>> start Given information

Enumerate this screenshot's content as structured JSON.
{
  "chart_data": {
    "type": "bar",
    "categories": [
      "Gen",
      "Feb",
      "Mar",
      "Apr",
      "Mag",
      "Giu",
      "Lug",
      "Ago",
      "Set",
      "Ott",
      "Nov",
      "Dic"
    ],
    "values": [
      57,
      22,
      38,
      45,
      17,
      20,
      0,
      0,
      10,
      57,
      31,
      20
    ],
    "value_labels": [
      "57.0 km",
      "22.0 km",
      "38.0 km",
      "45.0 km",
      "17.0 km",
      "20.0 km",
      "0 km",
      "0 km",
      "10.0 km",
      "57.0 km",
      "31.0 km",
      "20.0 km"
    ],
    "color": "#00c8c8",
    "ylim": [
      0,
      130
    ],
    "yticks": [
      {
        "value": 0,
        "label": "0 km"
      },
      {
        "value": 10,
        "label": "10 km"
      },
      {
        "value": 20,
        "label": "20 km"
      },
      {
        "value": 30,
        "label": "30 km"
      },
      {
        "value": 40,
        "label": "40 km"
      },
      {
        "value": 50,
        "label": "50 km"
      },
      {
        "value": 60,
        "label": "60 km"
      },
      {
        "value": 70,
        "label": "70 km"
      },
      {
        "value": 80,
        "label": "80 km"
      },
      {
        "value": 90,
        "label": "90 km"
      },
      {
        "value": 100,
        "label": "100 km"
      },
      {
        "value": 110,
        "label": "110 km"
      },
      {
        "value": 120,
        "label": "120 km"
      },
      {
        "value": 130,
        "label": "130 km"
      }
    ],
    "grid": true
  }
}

>> end Given information

:: Instructions to follow ::
Set down all of the records shown above once more, exactly.

:: Worked answer ::
Enumerate this screenshot's content as structured JSON.
{
  "chart_data": {
    "type": "bar",
    "categories": [
      "Gen",
      "Feb",
      "Mar",
      "Apr",
      "Mag",
      "Giu",
      "Lug",
      "Ago",
      "Set",
      "Ott",
      "Nov",
      "Dic"
    ],
    "values": [
      57,
      22,
      38,
      45,
      17,
      20,
      0,
      0,
      10,
      57,
      31,
      20
    ],
    "value_labels": [
      "57.0 km",
      "22.0 km",
      "38.0 km",
      "45.0 km",
      "17.0 km",
      "20.0 km",
      "0 km",
      "0 km",
      "10.0 km",
      "57.0 km",
      "31.0 km",
      "20.0 km"
    ],
    "color": "#00c8c8",
    "ylim": [
      0,
      130
    ],
    "yticks": [
      {
        "value": 0,
        "label": "0 km"
      },
      {
        "value": 10,
        "label": "10 km"
      },
      {
        "value": 20,
        "label": "20 km"
      },
      {
        "value": 30,
        "label": "30 km"
      },
      {
        "value": 40,
        "label": "40 km"
      },
      {
        "value": 50,
        "label": "50 km"
      },
      {
        "value": 60,
        "label": "60 km"
      },
      {
        "value": 70,
        "label": "70 km"
      },
      {
        "value": 80,
        "label": "80 km"
      },
      {
        "value": 90,
        "label": "90 km"
      },
      {
        "value": 100,
        "label": "100 km"
      },
      {
        "value": 110,
        "label": "110 km"
      },
      {
        "value": 120,
        "label": "120 km"
      },
      {
        "value": 130,
        "label": "130 km"
      }
    ],
    "grid": true
  }
}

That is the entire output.